**Description of the task**: Every line below should be copied exactly; drop the pictures.
── Provided data
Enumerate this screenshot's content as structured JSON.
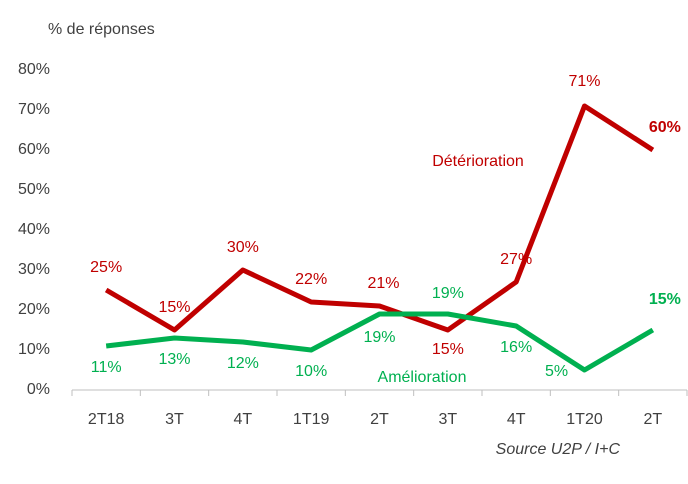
{
  "chart_data": {
    "type": "line",
    "ylabel": "% de réponses",
    "note": "Source U2P / I+C",
    "categories": [
      "2T18",
      "3T",
      "4T",
      "1T19",
      "2T",
      "3T",
      "4T",
      "1T20",
      "2T"
    ],
    "series": [
      {
        "name": "Détérioration",
        "color": "#c00000",
        "values": [
          25,
          15,
          30,
          22,
          21,
          15,
          27,
          71,
          60
        ],
        "value_labels": [
          "25%",
          "15%",
          "30%",
          "22%",
          "21%",
          "15%",
          "27%",
          "71%",
          "60%"
        ]
      },
      {
        "name": "Amélioration",
        "color": "#00b050",
        "values": [
          11,
          13,
          12,
          10,
          19,
          19,
          16,
          5,
          15
        ],
        "value_labels": [
          "11%",
          "13%",
          "12%",
          "10%",
          "19%",
          "19%",
          "16%",
          "5%",
          "15%"
        ]
      }
    ],
    "ylim": [
      0,
      80
    ],
    "yticks": [
      {
        "value": 0,
        "label": "0%"
      },
      {
        "value": 10,
        "label": "10%"
      },
      {
        "value": 20,
        "label": "20%"
      },
      {
        "value": 30,
        "label": "30%"
      },
      {
        "value": 40,
        "label": "40%"
      },
      {
        "value": 50,
        "label": "50%"
      },
      {
        "value": 60,
        "label": "60%"
      },
      {
        "value": 70,
        "label": "70%"
      },
      {
        "value": 80,
        "label": "80%"
      }
    ],
    "grid": false
  }
}
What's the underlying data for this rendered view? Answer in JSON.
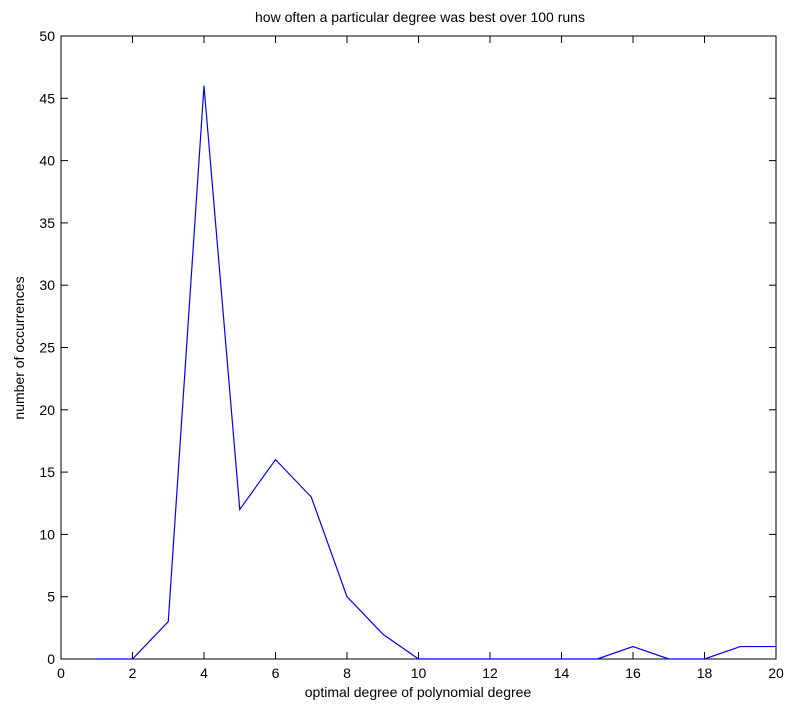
{
  "chart_data": {
    "type": "line",
    "title": "how often a particular degree was best over 100 runs",
    "xlabel": "optimal degree of polynomial degree",
    "ylabel": "number of occurrences",
    "xlim": [
      0,
      20
    ],
    "ylim": [
      0,
      50
    ],
    "xticks": [
      "0",
      "2",
      "4",
      "6",
      "8",
      "10",
      "12",
      "14",
      "16",
      "18",
      "20"
    ],
    "yticks": [
      "0",
      "5",
      "10",
      "15",
      "20",
      "25",
      "30",
      "35",
      "40",
      "45",
      "50"
    ],
    "grid": false,
    "series": [
      {
        "color": "#0000ff",
        "x": [
          1,
          2,
          3,
          4,
          5,
          6,
          7,
          8,
          9,
          10,
          11,
          12,
          13,
          14,
          15,
          16,
          17,
          18,
          19,
          20
        ],
        "y": [
          0,
          0,
          3,
          46,
          12,
          16,
          13,
          5,
          2,
          0,
          0,
          0,
          0,
          0,
          0,
          1,
          0,
          0,
          1,
          1
        ]
      }
    ]
  }
}
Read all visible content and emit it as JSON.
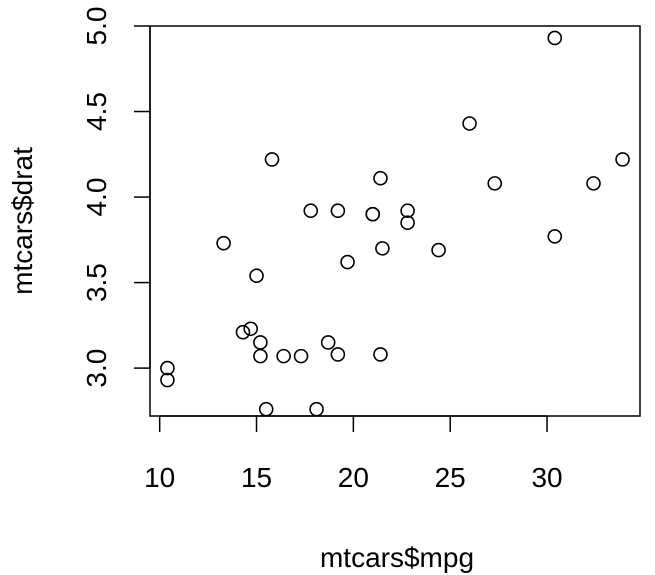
{
  "chart_data": {
    "type": "scatter",
    "xlabel": "mtcars$mpg",
    "ylabel": "mtcars$drat",
    "xlim": [
      9.5,
      34.8
    ],
    "ylim": [
      2.72,
      5.0
    ],
    "xticks": [
      10,
      15,
      20,
      25,
      30
    ],
    "yticks": [
      3.0,
      3.5,
      4.0,
      4.5,
      5.0
    ],
    "xtick_labels": [
      "10",
      "15",
      "20",
      "25",
      "30"
    ],
    "ytick_labels": [
      "3.0",
      "3.5",
      "4.0",
      "4.5",
      "5.0"
    ],
    "grid": false,
    "marker": "open-circle",
    "colors": {
      "points": "#000000",
      "frame": "#000000",
      "background": "#ffffff"
    },
    "points": [
      {
        "x": 21.0,
        "y": 3.9
      },
      {
        "x": 21.0,
        "y": 3.9
      },
      {
        "x": 22.8,
        "y": 3.85
      },
      {
        "x": 21.4,
        "y": 3.08
      },
      {
        "x": 18.7,
        "y": 3.15
      },
      {
        "x": 18.1,
        "y": 2.76
      },
      {
        "x": 14.3,
        "y": 3.21
      },
      {
        "x": 24.4,
        "y": 3.69
      },
      {
        "x": 22.8,
        "y": 3.92
      },
      {
        "x": 19.2,
        "y": 3.92
      },
      {
        "x": 17.8,
        "y": 3.92
      },
      {
        "x": 16.4,
        "y": 3.07
      },
      {
        "x": 17.3,
        "y": 3.07
      },
      {
        "x": 15.2,
        "y": 3.07
      },
      {
        "x": 10.4,
        "y": 2.93
      },
      {
        "x": 10.4,
        "y": 3.0
      },
      {
        "x": 14.7,
        "y": 3.23
      },
      {
        "x": 32.4,
        "y": 4.08
      },
      {
        "x": 30.4,
        "y": 4.93
      },
      {
        "x": 33.9,
        "y": 4.22
      },
      {
        "x": 21.5,
        "y": 3.7
      },
      {
        "x": 15.5,
        "y": 2.76
      },
      {
        "x": 15.2,
        "y": 3.15
      },
      {
        "x": 13.3,
        "y": 3.73
      },
      {
        "x": 19.2,
        "y": 3.08
      },
      {
        "x": 27.3,
        "y": 4.08
      },
      {
        "x": 26.0,
        "y": 4.43
      },
      {
        "x": 30.4,
        "y": 3.77
      },
      {
        "x": 15.8,
        "y": 4.22
      },
      {
        "x": 19.7,
        "y": 3.62
      },
      {
        "x": 15.0,
        "y": 3.54
      },
      {
        "x": 21.4,
        "y": 4.11
      }
    ]
  }
}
────
**Task result**:
Enumerate this screenshot's content as structured JSON.
{
  "chart_data": {
    "type": "line",
    "ylabel": "% de réponses",
    "note": "Source U2P / I+C",
    "categories": [
      "2T18",
      "3T",
      "4T",
      "1T19",
      "2T",
      "3T",
      "4T",
      "1T20",
      "2T"
    ],
    "series": [
      {
        "name": "Détérioration",
        "color": "#c00000",
        "values": [
          25,
          15,
          30,
          22,
          21,
          15,
          27,
          71,
          60
        ],
        "value_labels": [
          "25%",
          "15%",
          "30%",
          "22%",
          "21%",
          "15%",
          "27%",
          "71%",
          "60%"
        ]
      },
      {
        "name": "Amélioration",
        "color": "#00b050",
        "values": [
          11,
          13,
          12,
          10,
          19,
          19,
          16,
          5,
          15
        ],
        "value_labels": [
          "11%",
          "13%",
          "12%",
          "10%",
          "19%",
          "19%",
          "16%",
          "5%",
          "15%"
        ]
      }
    ],
    "ylim": [
      0,
      80
    ],
    "yticks": [
      {
        "value": 0,
        "label": "0%"
      },
      {
        "value": 10,
        "label": "10%"
      },
      {
        "value": 20,
        "label": "20%"
      },
      {
        "value": 30,
        "label": "30%"
      },
      {
        "value": 40,
        "label": "40%"
      },
      {
        "value": 50,
        "label": "50%"
      },
      {
        "value": 60,
        "label": "60%"
      },
      {
        "value": 70,
        "label": "70%"
      },
      {
        "value": 80,
        "label": "80%"
      }
    ],
    "grid": false
  }
}
What's the underlying data for this rendered view? Answer in JSON.
{
  "chart_data": {
    "type": "line",
    "title": "how often a particular degree was best over 100 runs",
    "xlabel": "optimal degree of polynomial degree",
    "ylabel": "number of occurrences",
    "xlim": [
      0,
      20
    ],
    "ylim": [
      0,
      50
    ],
    "xticks": [
      "0",
      "2",
      "4",
      "6",
      "8",
      "10",
      "12",
      "14",
      "16",
      "18",
      "20"
    ],
    "yticks": [
      "0",
      "5",
      "10",
      "15",
      "20",
      "25",
      "30",
      "35",
      "40",
      "45",
      "50"
    ],
    "grid": false,
    "series": [
      {
        "color": "#0000ff",
        "x": [
          1,
          2,
          3,
          4,
          5,
          6,
          7,
          8,
          9,
          10,
          11,
          12,
          13,
          14,
          15,
          16,
          17,
          18,
          19,
          20
        ],
        "y": [
          0,
          0,
          3,
          46,
          12,
          16,
          13,
          5,
          2,
          0,
          0,
          0,
          0,
          0,
          0,
          1,
          0,
          0,
          1,
          1
        ]
      }
    ]
  }
}
Read all visible content and emit it as JSON.
{
  "chart_data": {
    "type": "scatter",
    "xlabel": "mtcars$mpg",
    "ylabel": "mtcars$drat",
    "xlim": [
      9.5,
      34.8
    ],
    "ylim": [
      2.72,
      5.0
    ],
    "xticks": [
      10,
      15,
      20,
      25,
      30
    ],
    "yticks": [
      3.0,
      3.5,
      4.0,
      4.5,
      5.0
    ],
    "xtick_labels": [
      "10",
      "15",
      "20",
      "25",
      "30"
    ],
    "ytick_labels": [
      "3.0",
      "3.5",
      "4.0",
      "4.5",
      "5.0"
    ],
    "grid": false,
    "marker": "open-circle",
    "colors": {
      "points": "#000000",
      "frame": "#000000",
      "background": "#ffffff"
    },
    "points": [
      {
        "x": 21.0,
        "y": 3.9
      },
      {
        "x": 21.0,
        "y": 3.9
      },
      {
        "x": 22.8,
        "y": 3.85
      },
      {
        "x": 21.4,
        "y": 3.08
      },
      {
        "x": 18.7,
        "y": 3.15
      },
      {
        "x": 18.1,
        "y": 2.76
      },
      {
        "x": 14.3,
        "y": 3.21
      },
      {
        "x": 24.4,
        "y": 3.69
      },
      {
        "x": 22.8,
        "y": 3.92
      },
      {
        "x": 19.2,
        "y": 3.92
      },
      {
        "x": 17.8,
        "y": 3.92
      },
      {
        "x": 16.4,
        "y": 3.07
      },
      {
        "x": 17.3,
        "y": 3.07
      },
      {
        "x": 15.2,
        "y": 3.07
      },
      {
        "x": 10.4,
        "y": 2.93
      },
      {
        "x": 10.4,
        "y": 3.0
      },
      {
        "x": 14.7,
        "y": 3.23
      },
      {
        "x": 32.4,
        "y": 4.08
      },
      {
        "x": 30.4,
        "y": 4.93
      },
      {
        "x": 33.9,
        "y": 4.22
      },
      {
        "x": 21.5,
        "y": 3.7
      },
      {
        "x": 15.5,
        "y": 2.76
      },
      {
        "x": 15.2,
        "y": 3.15
      },
      {
        "x": 13.3,
        "y": 3.73
      },
      {
        "x": 19.2,
        "y": 3.08
      },
      {
        "x": 27.3,
        "y": 4.08
      },
      {
        "x": 26.0,
        "y": 4.43
      },
      {
        "x": 30.4,
        "y": 3.77
      },
      {
        "x": 15.8,
        "y": 4.22
      },
      {
        "x": 19.7,
        "y": 3.62
      },
      {
        "x": 15.0,
        "y": 3.54
      },
      {
        "x": 21.4,
        "y": 4.11
      }
    ]
  }
}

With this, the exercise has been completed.